((
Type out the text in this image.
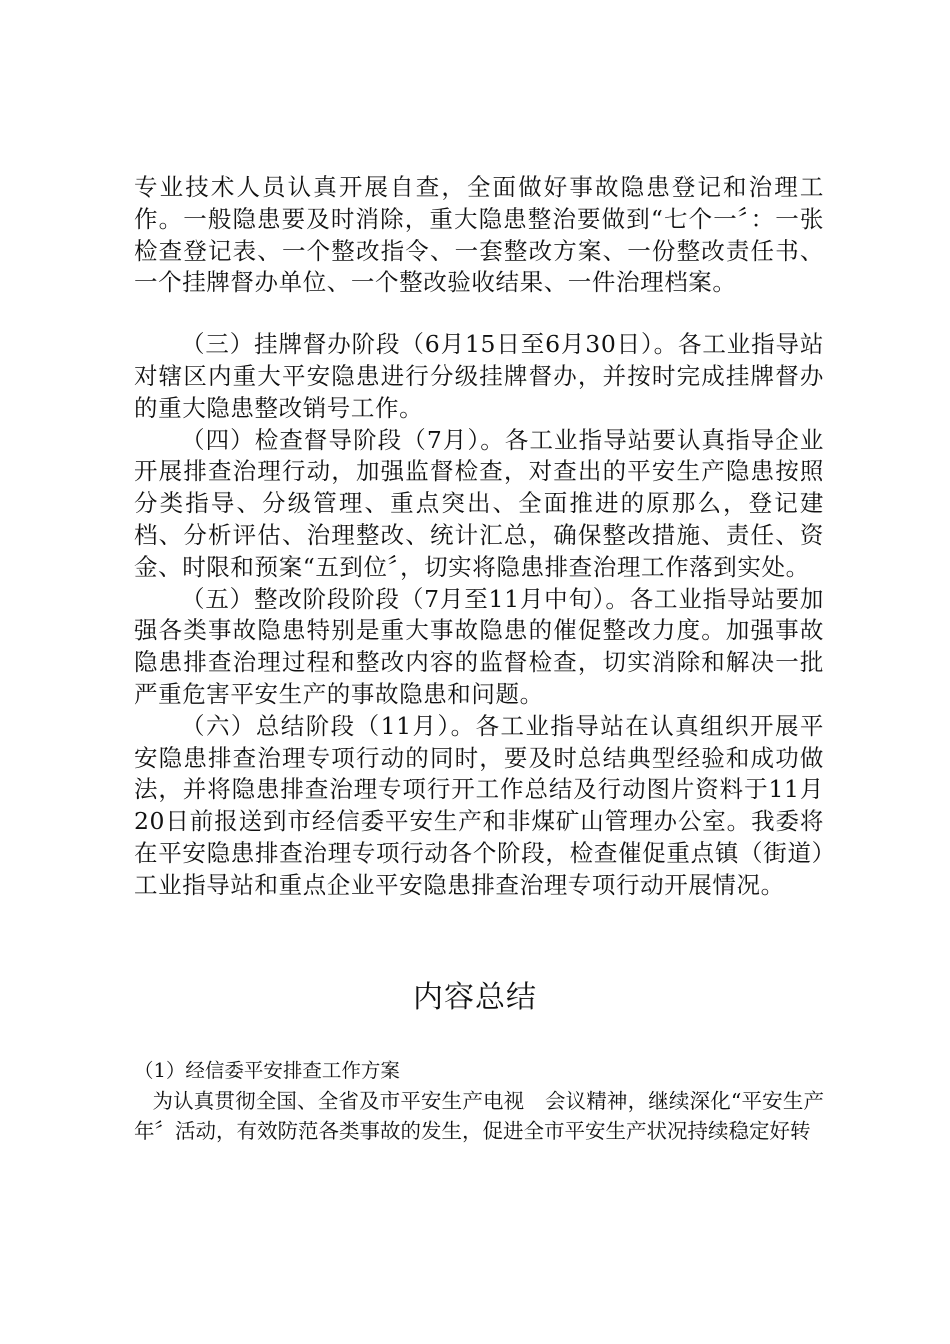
专业技术人员认真开展自查，全面做好事故隐患登记和治理工作。一般隐患要及时消除，重大隐患整治要做到“七个一〞：一张检查登记表、一个整改指令、一套整改方案、一份整改责任书、一个挂牌督办单位、一个整改验收结果、一件治理档案。

（三）挂牌督办阶段（6月15日至6月30日）。各工业指导站对辖区内重大平安隐患进行分级挂牌督办，并按时完成挂牌督办的重大隐患整改销号工作。

（四）检查督导阶段（7月）。各工业指导站要认真指导企业开展排查治理行动，加强监督检查，对查出的平安生产隐患按照分类指导、分级管理、重点突出、全面推进的原那么，登记建档、分析评估、治理整改、统计汇总，确保整改措施、责任、资金、时限和预案“五到位〞，切实将隐患排查治理工作落到实处。

（五）整改阶段阶段（7月至11月中旬）。各工业指导站要加强各类事故隐患特别是重大事故隐患的催促整改力度。加强事故隐患排查治理过程和整改内容的监督检查，切实消除和解决一批严重危害平安生产的事故隐患和问题。

（六）总结阶段（11月）。各工业指导站在认真组织开展平安隐患排查治理专项行动的同时，要及时总结典型经验和成功做法，并将隐患排查治理专项行开工作总结及行动图片资料于11月20日前报送到市经信委平安生产和非煤矿山管理办公室。我委将在平安隐患排查治理专项行动各个阶段，检查催促重点镇（街道）工业指导站和重点企业平安隐患排查治理专项行动开展情况。

内容总结

（1）经信委平安排查工作方案

为认真贯彻全国、全省及市平安生产电视　会议精神，继续深化“平安生产年〞活动，有效防范各类事故的发生，促进全市平安生产状况持续稳定好转
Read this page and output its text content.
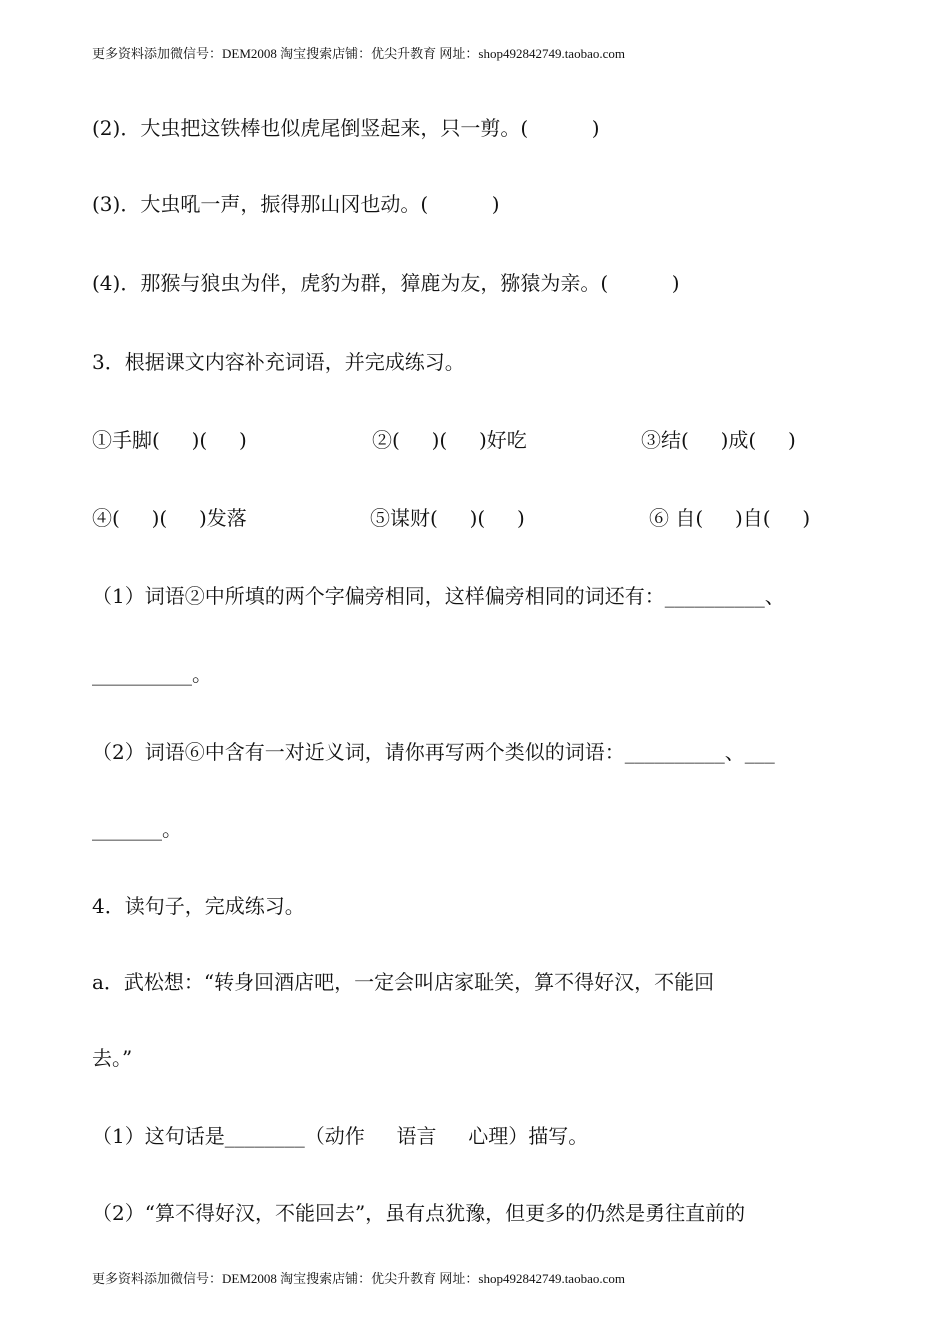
更多资料添加微信号：DEM2008 淘宝搜索店铺：优尖升教育 网址：shop492842749.taobao.com
(2)．大虫把这铁棒也似虎尾倒竖起来，只一剪。(          )
(3)．大虫吼一声，振得那山冈也动。(          )
(4)．那猴与狼虫为伴，虎豹为群，獐鹿为友，猕猿为亲。(          )
3．根据课文内容补充词语，并完成练习。
①手脚(     )(     )	②(     )(     )好吃	③结(     )成(     )
④(     )(     )发落	⑤谋财(     )(     )	⑥ 自(     )自(     )
（1）词语②中所填的两个字偏旁相同，这样偏旁相同的词还有：__________、
__________。
（2）词语⑥中含有一对近义词，请你再写两个类似的词语：__________、___
_______。
4．读句子，完成练习。
a．武松想：“转身回酒店吧，一定会叫店家耻笑，算不得好汉，不能回
去。”
（1）这句话是________（动作     语言     心理）描写。
（2）“算不得好汉，不能回去”，虽有点犹豫，但更多的仍然是勇往直前的
更多资料添加微信号：DEM2008 淘宝搜索店铺：优尖升教育 网址：shop492842749.taobao.com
))
Stated problem
Write out again the lines from the one with "Read this page and output its text content." through the end of the records exactly, without any of the pictures.

Exercise answer
Read this page and output its text content.
更多资料添加微信号：DEM2008 淘宝搜索店铺：优尖升教育 网址：shop492842749.taobao.com
(2)．大虫把这铁棒也似虎尾倒竖起来，只一剪。(          )
(3)．大虫吼一声，振得那山冈也动。(          )
(4)．那猴与狼虫为伴，虎豹为群，獐鹿为友，猕猿为亲。(          )
3．根据课文内容补充词语，并完成练习。
①手脚(     )(     )	②(     )(     )好吃	③结(     )成(     )
④(     )(     )发落	⑤谋财(     )(     )	⑥ 自(     )自(     )
（1）词语②中所填的两个字偏旁相同，这样偏旁相同的词还有：__________、
__________。
（2）词语⑥中含有一对近义词，请你再写两个类似的词语：__________、___
_______。
4．读句子，完成练习。
a．武松想：“转身回酒店吧，一定会叫店家耻笑，算不得好汉，不能回
去。”
（1）这句话是________（动作     语言     心理）描写。
（2）“算不得好汉，不能回去”，虽有点犹豫，但更多的仍然是勇往直前的
更多资料添加微信号：DEM2008 淘宝搜索店铺：优尖升教育 网址：shop492842749.taobao.com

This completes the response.